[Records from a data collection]
----
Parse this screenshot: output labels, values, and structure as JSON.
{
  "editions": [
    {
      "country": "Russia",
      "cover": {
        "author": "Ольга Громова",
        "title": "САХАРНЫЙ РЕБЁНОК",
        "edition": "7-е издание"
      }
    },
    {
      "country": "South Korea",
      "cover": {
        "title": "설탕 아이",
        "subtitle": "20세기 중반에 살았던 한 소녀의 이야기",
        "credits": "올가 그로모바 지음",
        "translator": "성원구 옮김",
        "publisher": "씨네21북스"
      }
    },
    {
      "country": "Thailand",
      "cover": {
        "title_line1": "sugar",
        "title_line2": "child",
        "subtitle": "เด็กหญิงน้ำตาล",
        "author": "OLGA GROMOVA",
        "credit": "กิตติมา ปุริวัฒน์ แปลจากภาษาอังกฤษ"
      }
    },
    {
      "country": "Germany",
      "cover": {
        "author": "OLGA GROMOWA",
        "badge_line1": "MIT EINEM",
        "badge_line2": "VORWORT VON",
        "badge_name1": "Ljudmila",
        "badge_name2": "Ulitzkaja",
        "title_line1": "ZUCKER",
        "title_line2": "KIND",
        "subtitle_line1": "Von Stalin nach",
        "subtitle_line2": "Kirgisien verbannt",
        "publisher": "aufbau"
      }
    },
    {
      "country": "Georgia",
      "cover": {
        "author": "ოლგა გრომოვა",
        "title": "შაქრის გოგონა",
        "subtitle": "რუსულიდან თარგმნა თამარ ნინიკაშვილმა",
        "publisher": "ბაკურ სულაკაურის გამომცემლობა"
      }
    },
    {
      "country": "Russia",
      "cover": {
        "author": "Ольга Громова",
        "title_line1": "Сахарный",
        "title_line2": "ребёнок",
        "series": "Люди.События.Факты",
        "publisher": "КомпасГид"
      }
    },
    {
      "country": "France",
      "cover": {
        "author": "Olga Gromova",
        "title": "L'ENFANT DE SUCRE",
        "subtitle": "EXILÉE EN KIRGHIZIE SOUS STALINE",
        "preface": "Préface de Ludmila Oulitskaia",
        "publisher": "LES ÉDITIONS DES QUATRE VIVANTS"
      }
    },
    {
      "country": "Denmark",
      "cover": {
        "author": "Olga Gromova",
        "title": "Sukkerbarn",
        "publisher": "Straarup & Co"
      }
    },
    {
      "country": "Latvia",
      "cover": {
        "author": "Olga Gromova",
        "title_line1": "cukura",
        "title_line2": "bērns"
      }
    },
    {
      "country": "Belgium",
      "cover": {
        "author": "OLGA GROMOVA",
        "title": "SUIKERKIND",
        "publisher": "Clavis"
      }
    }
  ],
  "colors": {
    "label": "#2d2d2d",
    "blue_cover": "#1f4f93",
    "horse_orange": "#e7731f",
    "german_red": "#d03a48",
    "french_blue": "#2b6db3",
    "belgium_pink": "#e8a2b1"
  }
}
----
**Your objective**
Identify each line in the records above containing the word "country"; copy those lines.

**Problem solution**
      "country": "Russia",
      "country": "South Korea",
      "country": "Thailand",
      "country": "Germany",
      "country": "Georgia",
      "country": "Russia",
      "country": "France",
      "country": "Denmark",
      "country": "Latvia",
      "country": "Belgium",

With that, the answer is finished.